[Task to complete] Reproduce every entry below precisely; do not include the pictures.

━━━━━━━━━━━━━━━━

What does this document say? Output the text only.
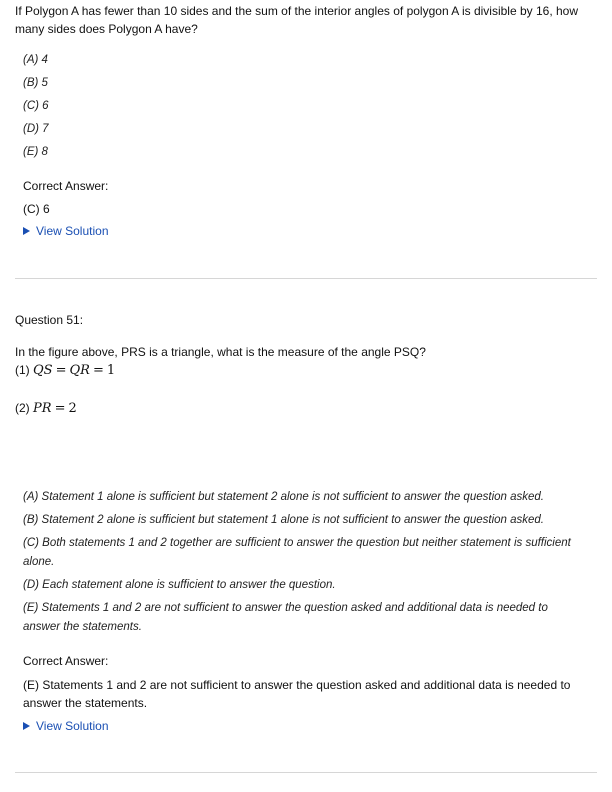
If Polygon A has fewer than 10 sides and the sum of the interior angles of polygon A is divisible by 16, how
many sides does Polygon A have?
(A) 4
(B) 5
(C) 6
(D) 7
(E) 8
Correct Answer:
(C) 6
View Solution
Question 51:
In the figure above, PRS is a triangle, what is the measure of the angle PSQ?
(1) QS = QR = 1
(2) PR = 2
(A) Statement 1 alone is sufficient but statement 2 alone is not sufficient to answer the question asked.
(B) Statement 2 alone is sufficient but statement 1 alone is not sufficient to answer the question asked.
(C) Both statements 1 and 2 together are sufficient to answer the question but neither statement is sufficient
alone.
(D) Each statement alone is sufficient to answer the question.
(E) Statements 1 and 2 are not sufficient to answer the question asked and additional data is needed to
answer the statements.
Correct Answer:
(E) Statements 1 and 2 are not sufficient to answer the question asked and additional data is needed to
answer the statements.
View Solution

━━━━━━━━━━━━━━━━

[Response to the task]
What does this document say? Output the text only.
If Polygon A has fewer than 10 sides and the sum of the interior angles of polygon A is divisible by 16, how
many sides does Polygon A have?
(A) 4
(B) 5
(C) 6
(D) 7
(E) 8
Correct Answer:
(C) 6
View Solution
Question 51:
In the figure above, PRS is a triangle, what is the measure of the angle PSQ?
(1) QS = QR = 1
(2) PR = 2
(A) Statement 1 alone is sufficient but statement 2 alone is not sufficient to answer the question asked.
(B) Statement 2 alone is sufficient but statement 1 alone is not sufficient to answer the question asked.
(C) Both statements 1 and 2 together are sufficient to answer the question but neither statement is sufficient
alone.
(D) Each statement alone is sufficient to answer the question.
(E) Statements 1 and 2 are not sufficient to answer the question asked and additional data is needed to
answer the statements.
Correct Answer:
(E) Statements 1 and 2 are not sufficient to answer the question asked and additional data is needed to
answer the statements.
View Solution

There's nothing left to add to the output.